[Source records]
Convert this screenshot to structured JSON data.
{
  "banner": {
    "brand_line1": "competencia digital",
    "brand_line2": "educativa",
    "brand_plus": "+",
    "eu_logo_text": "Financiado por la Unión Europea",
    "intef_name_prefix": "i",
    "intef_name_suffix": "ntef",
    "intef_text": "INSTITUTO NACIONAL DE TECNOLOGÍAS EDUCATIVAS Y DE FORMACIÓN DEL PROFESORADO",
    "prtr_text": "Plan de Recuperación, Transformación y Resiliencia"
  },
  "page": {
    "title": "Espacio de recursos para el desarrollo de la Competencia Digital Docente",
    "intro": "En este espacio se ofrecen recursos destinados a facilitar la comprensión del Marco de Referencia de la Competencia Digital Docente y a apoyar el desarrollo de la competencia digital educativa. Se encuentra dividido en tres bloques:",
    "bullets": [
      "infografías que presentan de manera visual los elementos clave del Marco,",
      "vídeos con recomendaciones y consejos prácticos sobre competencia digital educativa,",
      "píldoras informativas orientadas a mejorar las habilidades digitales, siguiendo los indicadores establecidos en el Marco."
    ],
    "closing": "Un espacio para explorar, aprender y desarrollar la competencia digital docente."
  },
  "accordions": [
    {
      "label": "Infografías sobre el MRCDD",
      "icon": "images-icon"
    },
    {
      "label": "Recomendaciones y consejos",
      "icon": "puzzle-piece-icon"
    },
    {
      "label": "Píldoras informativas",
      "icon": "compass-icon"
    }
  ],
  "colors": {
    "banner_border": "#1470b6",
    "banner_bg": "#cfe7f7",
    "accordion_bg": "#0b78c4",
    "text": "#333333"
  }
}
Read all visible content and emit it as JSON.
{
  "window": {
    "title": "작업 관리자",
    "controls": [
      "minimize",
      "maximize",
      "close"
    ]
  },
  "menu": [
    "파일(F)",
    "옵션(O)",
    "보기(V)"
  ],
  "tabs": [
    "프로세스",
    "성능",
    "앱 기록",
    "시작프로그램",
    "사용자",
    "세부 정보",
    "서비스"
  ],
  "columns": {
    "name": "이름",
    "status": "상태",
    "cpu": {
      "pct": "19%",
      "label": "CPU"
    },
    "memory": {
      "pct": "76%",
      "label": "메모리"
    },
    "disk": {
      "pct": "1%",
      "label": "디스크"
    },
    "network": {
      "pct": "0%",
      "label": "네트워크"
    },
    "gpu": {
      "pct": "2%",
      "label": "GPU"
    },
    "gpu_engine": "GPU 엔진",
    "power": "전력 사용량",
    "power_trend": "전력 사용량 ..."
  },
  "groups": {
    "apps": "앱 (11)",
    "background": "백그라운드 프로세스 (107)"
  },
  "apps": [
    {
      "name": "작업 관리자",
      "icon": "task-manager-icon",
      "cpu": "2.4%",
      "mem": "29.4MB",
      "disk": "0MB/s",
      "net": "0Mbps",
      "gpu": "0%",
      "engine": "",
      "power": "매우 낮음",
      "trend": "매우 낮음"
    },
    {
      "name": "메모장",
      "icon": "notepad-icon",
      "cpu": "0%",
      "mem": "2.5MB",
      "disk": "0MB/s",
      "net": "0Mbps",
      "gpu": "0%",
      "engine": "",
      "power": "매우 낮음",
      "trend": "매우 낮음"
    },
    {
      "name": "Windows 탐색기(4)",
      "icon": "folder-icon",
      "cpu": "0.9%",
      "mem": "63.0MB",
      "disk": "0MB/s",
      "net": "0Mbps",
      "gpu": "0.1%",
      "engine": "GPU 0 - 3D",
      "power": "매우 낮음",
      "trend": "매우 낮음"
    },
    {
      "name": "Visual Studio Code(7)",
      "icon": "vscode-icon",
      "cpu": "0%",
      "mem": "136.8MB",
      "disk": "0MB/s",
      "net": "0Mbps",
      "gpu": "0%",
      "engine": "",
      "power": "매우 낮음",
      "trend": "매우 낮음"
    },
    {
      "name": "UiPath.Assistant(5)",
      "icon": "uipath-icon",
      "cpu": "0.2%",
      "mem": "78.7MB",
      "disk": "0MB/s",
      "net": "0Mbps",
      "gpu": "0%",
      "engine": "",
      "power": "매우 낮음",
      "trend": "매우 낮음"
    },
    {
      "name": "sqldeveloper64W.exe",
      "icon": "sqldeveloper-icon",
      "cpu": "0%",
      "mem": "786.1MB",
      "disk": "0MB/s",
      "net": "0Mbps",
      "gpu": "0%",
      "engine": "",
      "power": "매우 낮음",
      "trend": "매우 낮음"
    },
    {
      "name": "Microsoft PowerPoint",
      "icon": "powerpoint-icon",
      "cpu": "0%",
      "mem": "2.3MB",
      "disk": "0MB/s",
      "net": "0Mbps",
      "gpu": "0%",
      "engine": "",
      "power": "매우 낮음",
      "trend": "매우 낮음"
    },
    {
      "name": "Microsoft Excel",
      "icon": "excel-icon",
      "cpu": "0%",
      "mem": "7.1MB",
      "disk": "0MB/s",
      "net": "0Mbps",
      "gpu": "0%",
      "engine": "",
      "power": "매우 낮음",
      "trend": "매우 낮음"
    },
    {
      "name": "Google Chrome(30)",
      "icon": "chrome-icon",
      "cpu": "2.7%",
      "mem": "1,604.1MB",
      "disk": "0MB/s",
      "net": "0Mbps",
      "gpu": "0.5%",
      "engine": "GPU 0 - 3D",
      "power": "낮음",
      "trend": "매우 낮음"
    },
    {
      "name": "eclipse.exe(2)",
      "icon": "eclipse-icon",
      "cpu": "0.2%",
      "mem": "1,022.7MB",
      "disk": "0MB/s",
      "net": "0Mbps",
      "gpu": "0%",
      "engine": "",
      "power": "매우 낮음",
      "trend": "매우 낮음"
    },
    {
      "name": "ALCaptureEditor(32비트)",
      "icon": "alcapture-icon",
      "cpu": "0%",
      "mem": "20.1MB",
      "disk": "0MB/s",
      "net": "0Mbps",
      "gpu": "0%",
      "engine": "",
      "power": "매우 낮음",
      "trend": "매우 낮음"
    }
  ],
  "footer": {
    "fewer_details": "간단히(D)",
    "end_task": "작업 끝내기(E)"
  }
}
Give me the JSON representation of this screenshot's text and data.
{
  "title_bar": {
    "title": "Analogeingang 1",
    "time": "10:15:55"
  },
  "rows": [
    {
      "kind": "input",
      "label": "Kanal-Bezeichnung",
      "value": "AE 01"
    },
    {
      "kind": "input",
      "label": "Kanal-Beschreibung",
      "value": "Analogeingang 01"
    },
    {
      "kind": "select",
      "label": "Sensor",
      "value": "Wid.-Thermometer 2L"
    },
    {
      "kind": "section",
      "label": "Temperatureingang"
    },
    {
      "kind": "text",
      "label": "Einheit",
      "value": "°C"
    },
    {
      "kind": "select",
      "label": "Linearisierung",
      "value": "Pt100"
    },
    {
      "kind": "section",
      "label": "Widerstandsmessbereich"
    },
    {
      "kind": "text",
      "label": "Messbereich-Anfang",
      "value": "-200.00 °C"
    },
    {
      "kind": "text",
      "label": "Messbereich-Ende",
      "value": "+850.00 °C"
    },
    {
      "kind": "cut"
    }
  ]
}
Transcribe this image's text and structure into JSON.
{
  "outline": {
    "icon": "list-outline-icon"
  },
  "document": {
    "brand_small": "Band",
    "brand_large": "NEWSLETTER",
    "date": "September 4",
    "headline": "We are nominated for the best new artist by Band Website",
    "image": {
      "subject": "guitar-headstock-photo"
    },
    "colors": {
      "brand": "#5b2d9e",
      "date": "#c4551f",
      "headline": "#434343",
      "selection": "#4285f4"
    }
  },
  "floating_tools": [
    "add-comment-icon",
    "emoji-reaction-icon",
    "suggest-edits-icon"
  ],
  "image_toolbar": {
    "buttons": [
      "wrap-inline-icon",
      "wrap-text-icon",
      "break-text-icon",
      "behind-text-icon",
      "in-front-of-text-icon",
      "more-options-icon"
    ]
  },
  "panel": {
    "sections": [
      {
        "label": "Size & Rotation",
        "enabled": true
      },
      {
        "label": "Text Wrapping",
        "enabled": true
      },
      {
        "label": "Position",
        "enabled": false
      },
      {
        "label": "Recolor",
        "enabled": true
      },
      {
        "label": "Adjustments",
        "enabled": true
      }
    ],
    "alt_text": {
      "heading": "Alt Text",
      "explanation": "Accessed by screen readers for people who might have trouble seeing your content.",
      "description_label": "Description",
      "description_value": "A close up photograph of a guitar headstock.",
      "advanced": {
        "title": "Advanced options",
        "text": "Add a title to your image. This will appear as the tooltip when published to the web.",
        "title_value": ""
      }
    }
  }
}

OBJECTIVE: Go through the listing above and list every line that has the word "para".

WORKED SOLUTION:
    "title": "Espacio de recursos para el desarrollo de la Competencia Digital Docente",
    "closing": "Un espacio para explorar, aprender y desarrollar la competencia digital docente."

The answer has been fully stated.